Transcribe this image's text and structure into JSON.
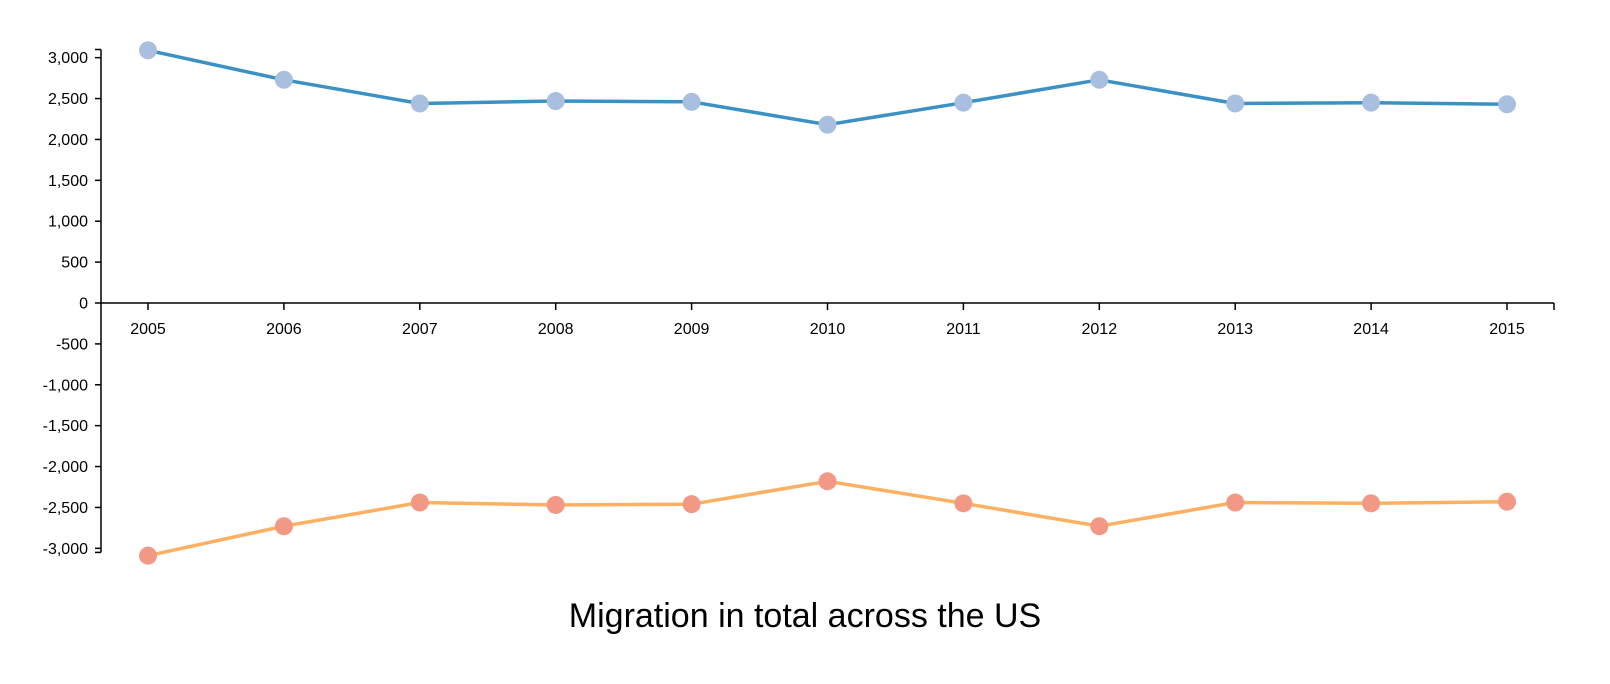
{
  "chart_data": {
    "type": "line",
    "title": "Migration in total across the US",
    "xlabel": "",
    "ylabel": "",
    "x": [
      2005,
      2006,
      2007,
      2008,
      2009,
      2010,
      2011,
      2012,
      2013,
      2014,
      2015
    ],
    "x_tick_labels": [
      "2005",
      "2006",
      "2007",
      "2008",
      "2009",
      "2010",
      "2011",
      "2012",
      "2013",
      "2014",
      "2015"
    ],
    "y_ticks": [
      3000,
      2500,
      2000,
      1500,
      1000,
      500,
      0,
      -500,
      -1000,
      -1500,
      -2000,
      -2500,
      -3000
    ],
    "y_tick_labels": [
      "3,000",
      "2,500",
      "2,000",
      "1,500",
      "1,000",
      "500",
      "0",
      "-500",
      "-1,000",
      "-1,500",
      "-2,000",
      "-2,500",
      "-3,000"
    ],
    "ylim": [
      -3050,
      3100
    ],
    "grid": false,
    "series": [
      {
        "values": [
          3090,
          2730,
          2440,
          2470,
          2460,
          2180,
          2450,
          2730,
          2440,
          2450,
          2430
        ],
        "line_color": "#3c91c4",
        "point_color": "#a9bfe0"
      },
      {
        "values": [
          -3090,
          -2730,
          -2440,
          -2470,
          -2460,
          -2180,
          -2450,
          -2730,
          -2440,
          -2450,
          -2430
        ],
        "line_color": "#fdaf62",
        "point_color": "#f19985"
      }
    ]
  }
}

What you are asked to do:
Reproduce the material word for word, minus the images.

Task output:
Transcribe this image's text and structure into JSON.
{
  "chart_data": {
    "type": "line",
    "title": "Migration in total across the US",
    "xlabel": "",
    "ylabel": "",
    "x": [
      2005,
      2006,
      2007,
      2008,
      2009,
      2010,
      2011,
      2012,
      2013,
      2014,
      2015
    ],
    "x_tick_labels": [
      "2005",
      "2006",
      "2007",
      "2008",
      "2009",
      "2010",
      "2011",
      "2012",
      "2013",
      "2014",
      "2015"
    ],
    "y_ticks": [
      3000,
      2500,
      2000,
      1500,
      1000,
      500,
      0,
      -500,
      -1000,
      -1500,
      -2000,
      -2500,
      -3000
    ],
    "y_tick_labels": [
      "3,000",
      "2,500",
      "2,000",
      "1,500",
      "1,000",
      "500",
      "0",
      "-500",
      "-1,000",
      "-1,500",
      "-2,000",
      "-2,500",
      "-3,000"
    ],
    "ylim": [
      -3050,
      3100
    ],
    "grid": false,
    "series": [
      {
        "values": [
          3090,
          2730,
          2440,
          2470,
          2460,
          2180,
          2450,
          2730,
          2440,
          2450,
          2430
        ],
        "line_color": "#3c91c4",
        "point_color": "#a9bfe0"
      },
      {
        "values": [
          -3090,
          -2730,
          -2440,
          -2470,
          -2460,
          -2180,
          -2450,
          -2730,
          -2440,
          -2450,
          -2430
        ],
        "line_color": "#fdaf62",
        "point_color": "#f19985"
      }
    ]
  }
}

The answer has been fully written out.